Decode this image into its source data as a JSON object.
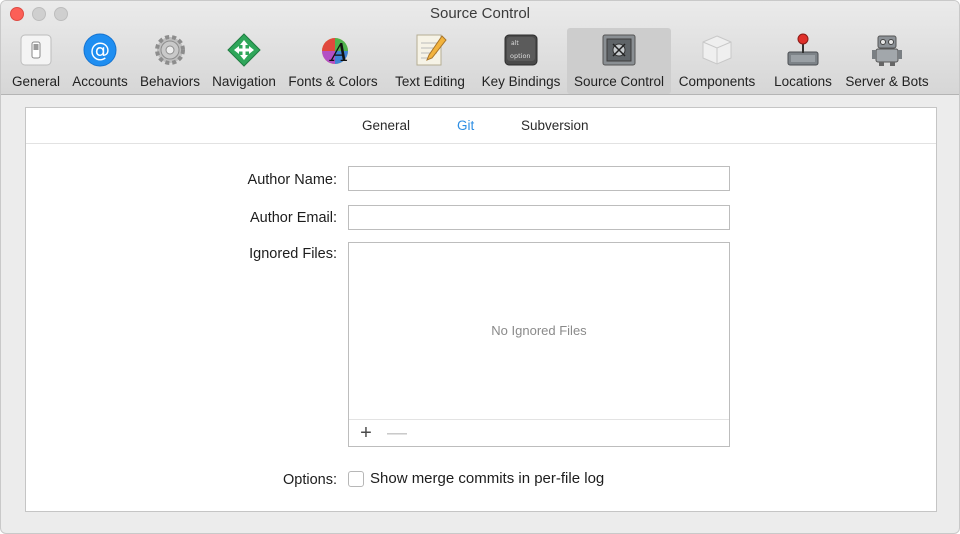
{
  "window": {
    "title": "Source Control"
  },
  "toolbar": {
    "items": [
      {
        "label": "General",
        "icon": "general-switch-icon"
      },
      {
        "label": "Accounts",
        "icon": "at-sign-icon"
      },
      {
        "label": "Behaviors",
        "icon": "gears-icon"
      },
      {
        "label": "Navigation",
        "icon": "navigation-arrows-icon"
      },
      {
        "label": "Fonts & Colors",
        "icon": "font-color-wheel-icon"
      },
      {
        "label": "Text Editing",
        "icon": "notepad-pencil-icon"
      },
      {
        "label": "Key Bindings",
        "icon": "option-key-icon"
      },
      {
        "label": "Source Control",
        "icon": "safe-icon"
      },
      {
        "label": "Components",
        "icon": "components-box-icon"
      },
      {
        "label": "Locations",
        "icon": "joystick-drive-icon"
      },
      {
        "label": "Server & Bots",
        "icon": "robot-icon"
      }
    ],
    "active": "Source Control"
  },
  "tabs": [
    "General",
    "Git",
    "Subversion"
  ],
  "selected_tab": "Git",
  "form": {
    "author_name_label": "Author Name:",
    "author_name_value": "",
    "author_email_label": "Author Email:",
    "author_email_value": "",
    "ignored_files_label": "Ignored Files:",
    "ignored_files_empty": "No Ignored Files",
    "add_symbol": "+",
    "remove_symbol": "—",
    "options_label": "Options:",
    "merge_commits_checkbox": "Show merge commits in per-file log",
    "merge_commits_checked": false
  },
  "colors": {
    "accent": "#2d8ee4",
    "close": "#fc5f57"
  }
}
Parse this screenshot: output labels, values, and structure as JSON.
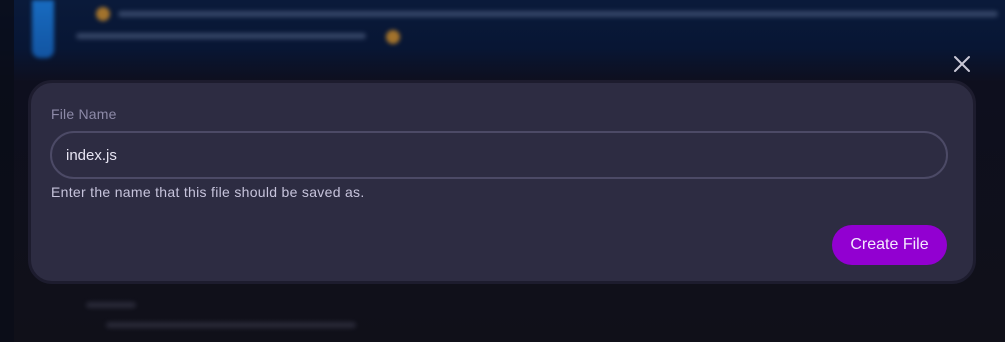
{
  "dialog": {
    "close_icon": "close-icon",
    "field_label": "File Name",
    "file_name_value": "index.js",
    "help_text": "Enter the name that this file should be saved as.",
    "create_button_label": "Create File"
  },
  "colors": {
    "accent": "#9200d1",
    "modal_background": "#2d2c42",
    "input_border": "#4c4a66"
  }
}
------------------------------
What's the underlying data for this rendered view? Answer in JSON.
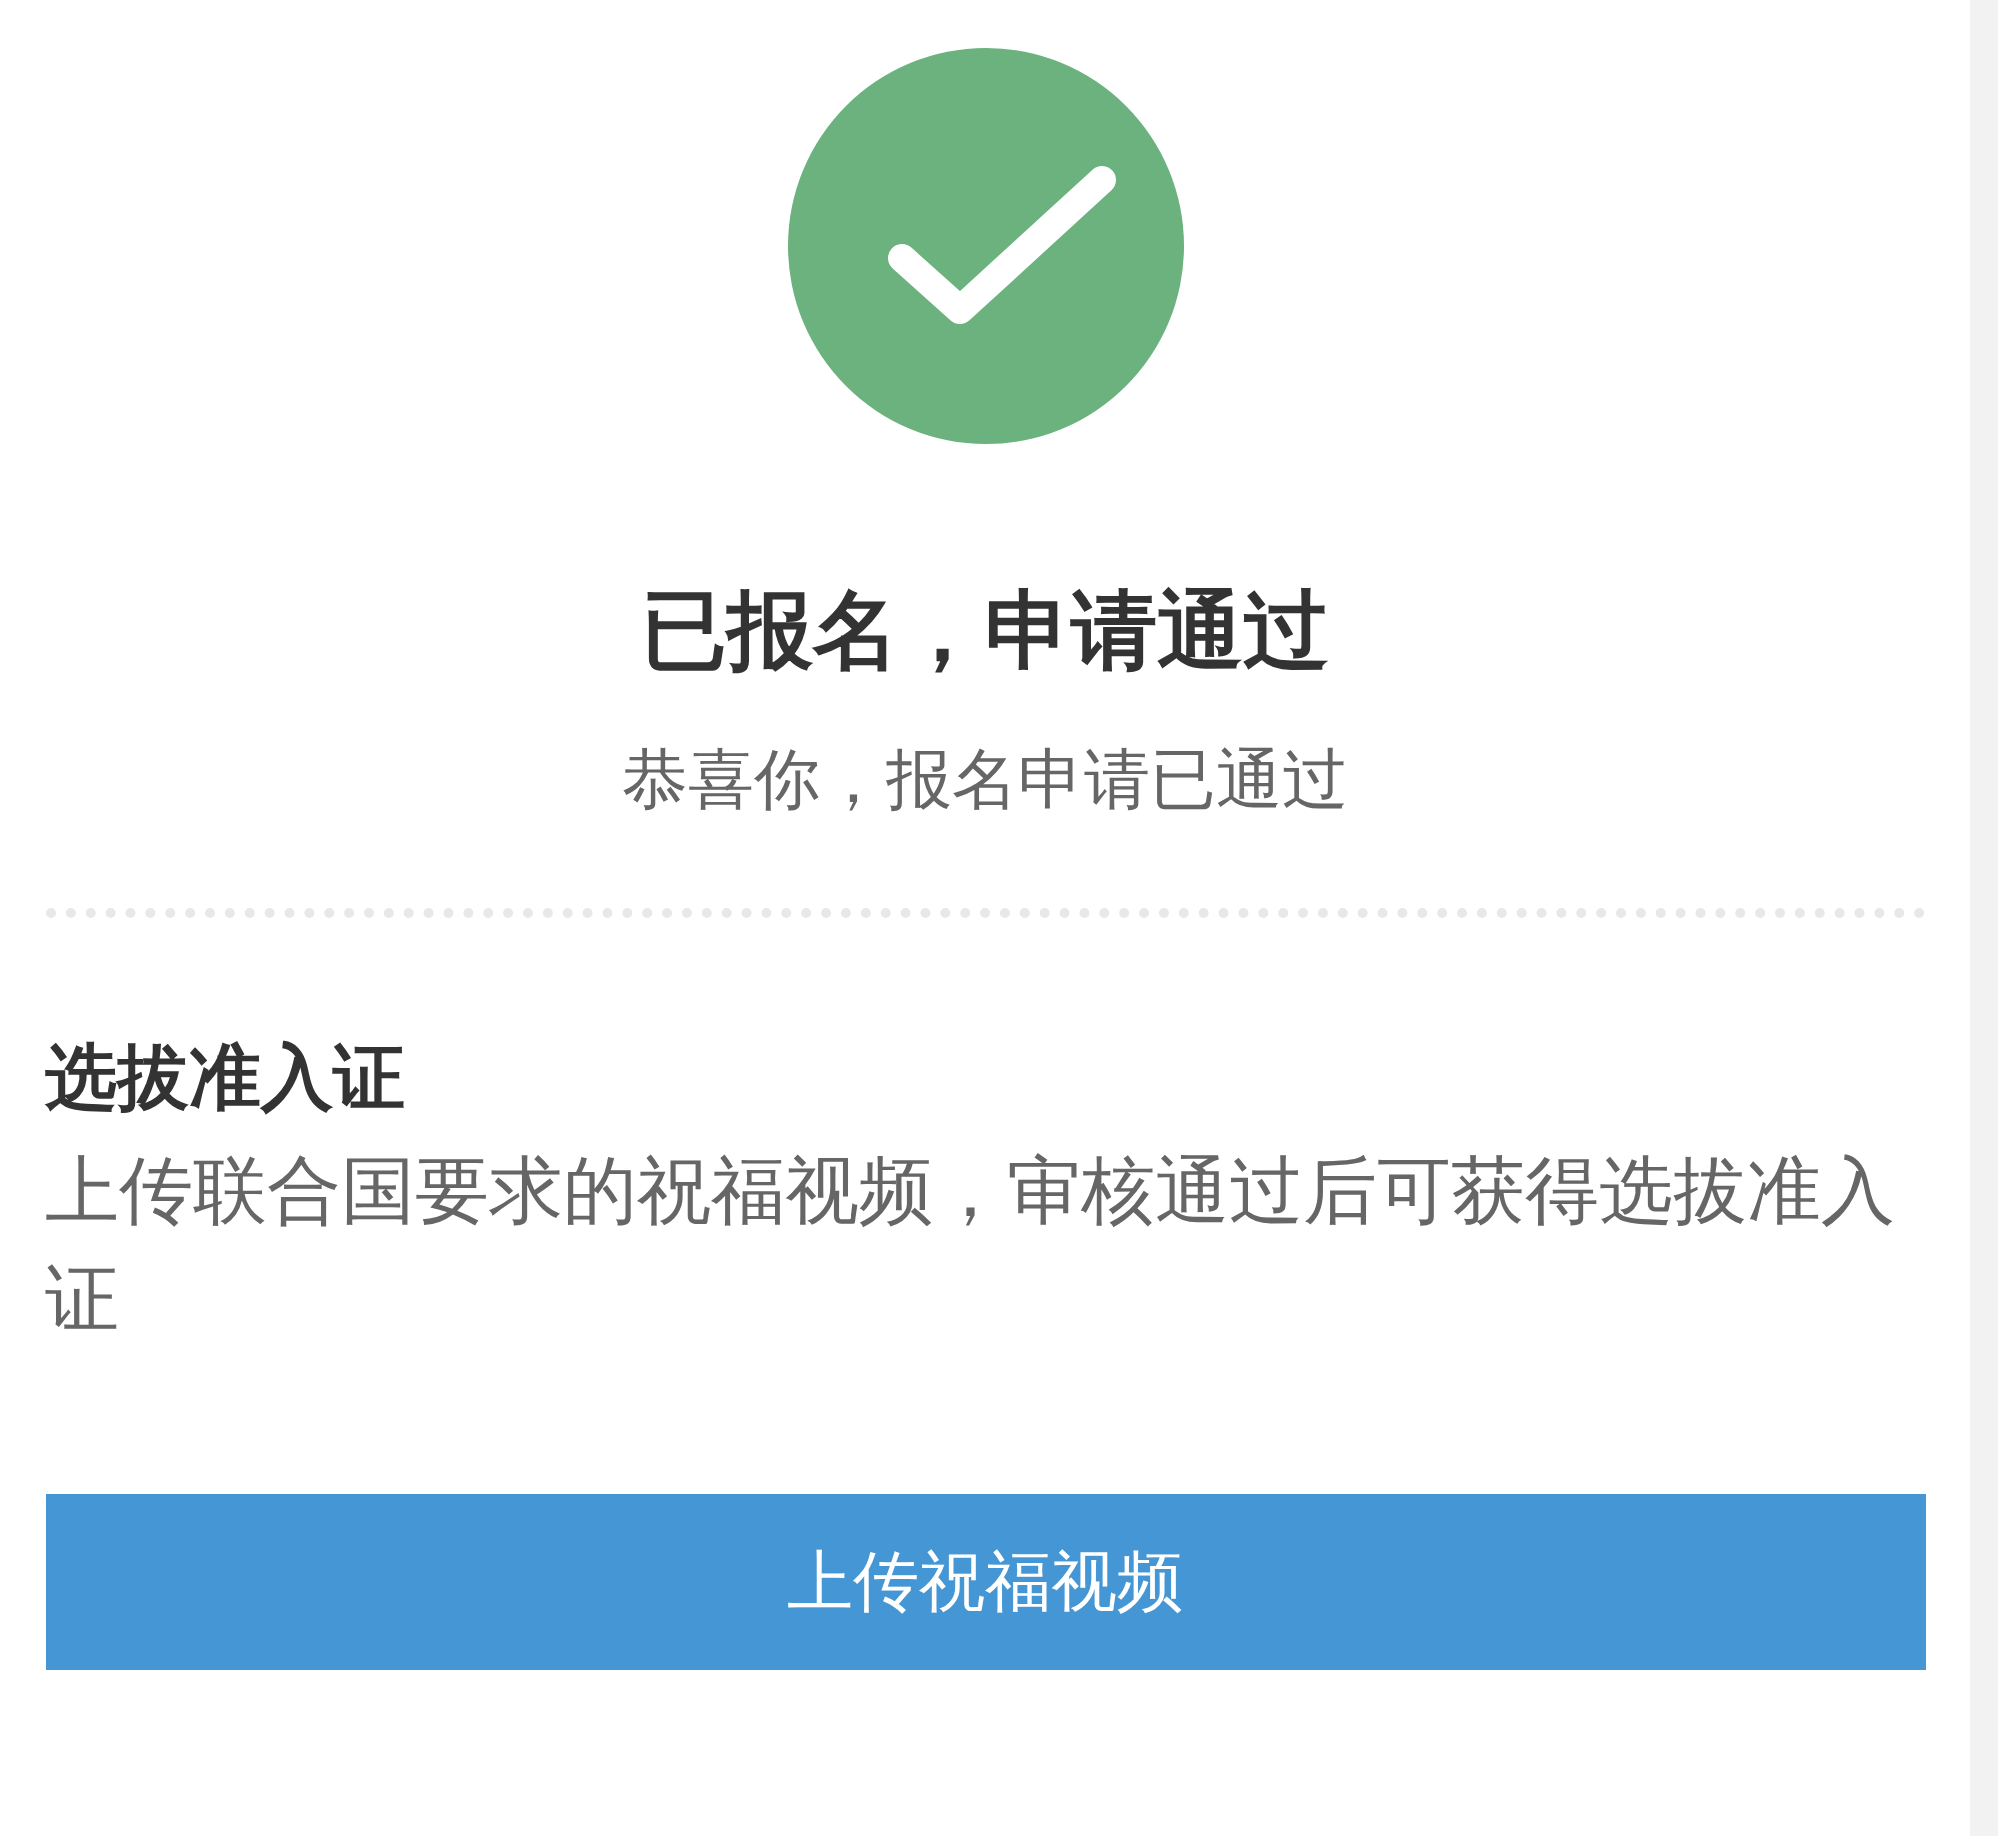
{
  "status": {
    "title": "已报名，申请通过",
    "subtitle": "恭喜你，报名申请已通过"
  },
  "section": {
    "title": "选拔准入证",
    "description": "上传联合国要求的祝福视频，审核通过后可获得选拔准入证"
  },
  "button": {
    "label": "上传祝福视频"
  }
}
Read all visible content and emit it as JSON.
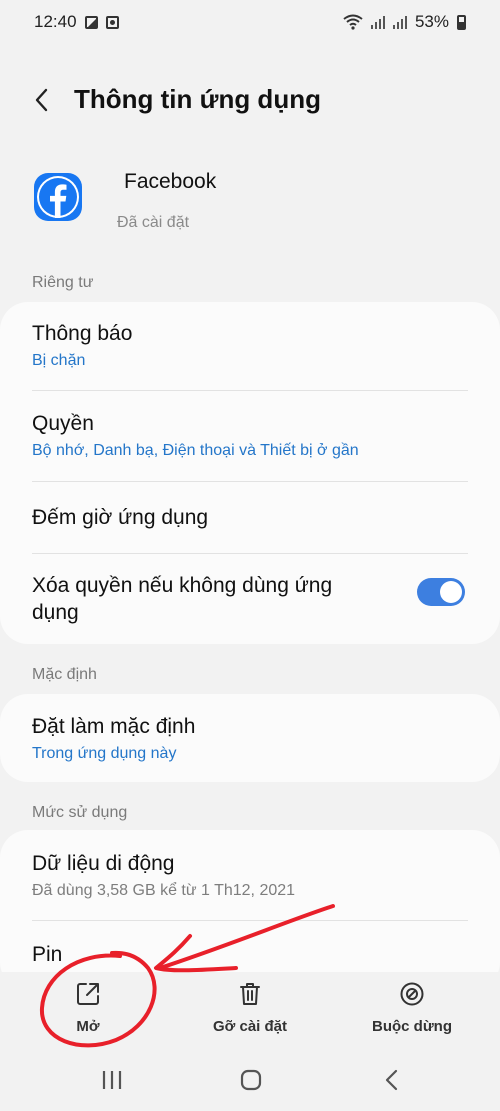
------------------------------
Short exercise
Both the line with "What's the underlying" and the line with "Read all visible content and emit it as JSON." belong in the copy, along with every line between them; set them down exactly and skip the pictures.

Finished exercise
What's the underlying data for this rendered view? Answer in JSON.
{
  "status": {
    "title": "已报名，申请通过",
    "subtitle": "恭喜你，报名申请已通过"
  },
  "section": {
    "title": "选拔准入证",
    "description": "上传联合国要求的祝福视频，审核通过后可获得选拔准入证"
  },
  "button": {
    "label": "上传祝福视频"
  }
}
Read all visible content and emit it as JSON.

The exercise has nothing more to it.